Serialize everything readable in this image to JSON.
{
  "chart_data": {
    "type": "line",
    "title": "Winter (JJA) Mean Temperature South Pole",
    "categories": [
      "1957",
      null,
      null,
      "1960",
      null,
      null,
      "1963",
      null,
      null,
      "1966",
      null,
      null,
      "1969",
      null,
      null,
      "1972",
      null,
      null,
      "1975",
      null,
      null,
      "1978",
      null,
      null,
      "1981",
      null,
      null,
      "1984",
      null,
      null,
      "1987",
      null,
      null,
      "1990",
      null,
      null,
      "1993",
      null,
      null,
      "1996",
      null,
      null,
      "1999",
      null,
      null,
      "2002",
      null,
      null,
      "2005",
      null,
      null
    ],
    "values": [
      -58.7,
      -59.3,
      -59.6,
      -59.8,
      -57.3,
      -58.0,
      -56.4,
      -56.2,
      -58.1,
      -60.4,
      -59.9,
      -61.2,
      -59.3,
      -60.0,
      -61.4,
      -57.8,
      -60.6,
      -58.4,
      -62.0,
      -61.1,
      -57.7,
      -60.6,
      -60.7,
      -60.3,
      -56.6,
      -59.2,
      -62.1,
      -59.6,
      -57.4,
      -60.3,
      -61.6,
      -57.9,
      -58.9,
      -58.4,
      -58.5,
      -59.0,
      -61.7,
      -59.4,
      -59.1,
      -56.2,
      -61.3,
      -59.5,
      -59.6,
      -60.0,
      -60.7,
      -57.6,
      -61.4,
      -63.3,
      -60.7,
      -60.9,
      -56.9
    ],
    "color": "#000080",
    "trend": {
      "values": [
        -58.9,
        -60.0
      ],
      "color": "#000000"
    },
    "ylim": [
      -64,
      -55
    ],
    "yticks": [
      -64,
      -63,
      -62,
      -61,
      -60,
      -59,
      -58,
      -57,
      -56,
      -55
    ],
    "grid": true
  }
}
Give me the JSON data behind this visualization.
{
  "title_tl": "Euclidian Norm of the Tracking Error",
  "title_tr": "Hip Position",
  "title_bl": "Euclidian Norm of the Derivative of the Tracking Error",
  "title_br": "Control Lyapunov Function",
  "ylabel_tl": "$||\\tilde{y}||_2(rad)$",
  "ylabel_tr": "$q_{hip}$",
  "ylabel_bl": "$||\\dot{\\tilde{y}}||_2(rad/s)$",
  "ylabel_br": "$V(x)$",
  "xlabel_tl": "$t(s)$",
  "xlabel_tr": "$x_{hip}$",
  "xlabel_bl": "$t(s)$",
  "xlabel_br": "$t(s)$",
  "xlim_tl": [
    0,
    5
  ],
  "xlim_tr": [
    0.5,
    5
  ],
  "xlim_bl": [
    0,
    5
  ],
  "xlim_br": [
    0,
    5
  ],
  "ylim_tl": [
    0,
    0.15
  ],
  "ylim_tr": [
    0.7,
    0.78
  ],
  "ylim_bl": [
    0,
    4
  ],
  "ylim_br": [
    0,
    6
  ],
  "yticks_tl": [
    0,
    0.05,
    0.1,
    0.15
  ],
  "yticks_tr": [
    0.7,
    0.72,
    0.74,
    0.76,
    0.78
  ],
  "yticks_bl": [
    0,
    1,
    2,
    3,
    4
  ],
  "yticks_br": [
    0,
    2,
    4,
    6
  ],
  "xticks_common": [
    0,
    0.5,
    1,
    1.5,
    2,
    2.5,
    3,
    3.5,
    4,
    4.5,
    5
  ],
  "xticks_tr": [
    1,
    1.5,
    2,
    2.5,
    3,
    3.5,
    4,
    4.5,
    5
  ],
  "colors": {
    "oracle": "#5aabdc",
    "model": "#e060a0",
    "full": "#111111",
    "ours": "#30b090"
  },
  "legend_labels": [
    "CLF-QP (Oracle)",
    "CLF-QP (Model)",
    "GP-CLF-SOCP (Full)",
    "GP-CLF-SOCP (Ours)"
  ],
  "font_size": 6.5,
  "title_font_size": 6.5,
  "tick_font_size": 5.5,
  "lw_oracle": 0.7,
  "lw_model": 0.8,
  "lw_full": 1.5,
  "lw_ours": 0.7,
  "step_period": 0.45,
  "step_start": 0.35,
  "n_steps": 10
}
========
* Problem
Write out every line of the preceding listing that contains "Norm".

* Written response
  "title_tl": "Euclidian Norm of the Tracking Error",
  "title_bl": "Euclidian Norm of the Derivative of the Tracking Error",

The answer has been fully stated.